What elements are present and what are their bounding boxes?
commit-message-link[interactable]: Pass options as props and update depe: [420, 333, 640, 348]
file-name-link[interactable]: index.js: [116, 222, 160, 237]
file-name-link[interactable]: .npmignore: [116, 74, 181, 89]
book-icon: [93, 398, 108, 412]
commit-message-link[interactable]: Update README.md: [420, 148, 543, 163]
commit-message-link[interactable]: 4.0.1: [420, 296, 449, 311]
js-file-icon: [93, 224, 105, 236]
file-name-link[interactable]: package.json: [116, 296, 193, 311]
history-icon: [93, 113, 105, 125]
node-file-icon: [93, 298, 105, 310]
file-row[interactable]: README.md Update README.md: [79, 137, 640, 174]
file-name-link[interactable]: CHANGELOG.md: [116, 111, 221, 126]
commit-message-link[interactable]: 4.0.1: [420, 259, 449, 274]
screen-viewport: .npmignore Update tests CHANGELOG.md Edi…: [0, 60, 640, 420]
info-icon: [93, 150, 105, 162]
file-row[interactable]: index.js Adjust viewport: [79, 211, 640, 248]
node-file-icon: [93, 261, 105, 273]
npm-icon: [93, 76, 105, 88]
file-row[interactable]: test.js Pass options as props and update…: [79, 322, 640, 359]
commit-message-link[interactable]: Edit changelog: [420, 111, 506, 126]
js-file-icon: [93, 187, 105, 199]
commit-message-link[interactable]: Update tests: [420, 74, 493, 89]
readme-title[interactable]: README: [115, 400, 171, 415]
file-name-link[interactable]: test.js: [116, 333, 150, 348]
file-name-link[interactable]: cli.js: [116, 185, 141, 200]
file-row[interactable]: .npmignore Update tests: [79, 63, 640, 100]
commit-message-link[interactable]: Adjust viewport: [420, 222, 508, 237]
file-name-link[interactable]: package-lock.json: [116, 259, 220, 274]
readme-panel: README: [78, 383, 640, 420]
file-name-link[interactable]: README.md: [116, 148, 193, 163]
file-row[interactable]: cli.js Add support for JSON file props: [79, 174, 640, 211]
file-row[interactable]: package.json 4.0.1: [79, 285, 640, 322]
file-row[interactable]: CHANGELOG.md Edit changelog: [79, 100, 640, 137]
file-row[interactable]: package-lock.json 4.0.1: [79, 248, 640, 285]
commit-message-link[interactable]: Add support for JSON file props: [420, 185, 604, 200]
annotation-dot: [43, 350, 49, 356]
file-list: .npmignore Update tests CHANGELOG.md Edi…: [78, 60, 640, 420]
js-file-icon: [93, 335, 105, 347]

> **WRITTEN TASK**
Tally the lines in the listing above that contain the string "npmignore", and reply with that number alone.

> **SOLUTION TO THIS PROBLEM**
4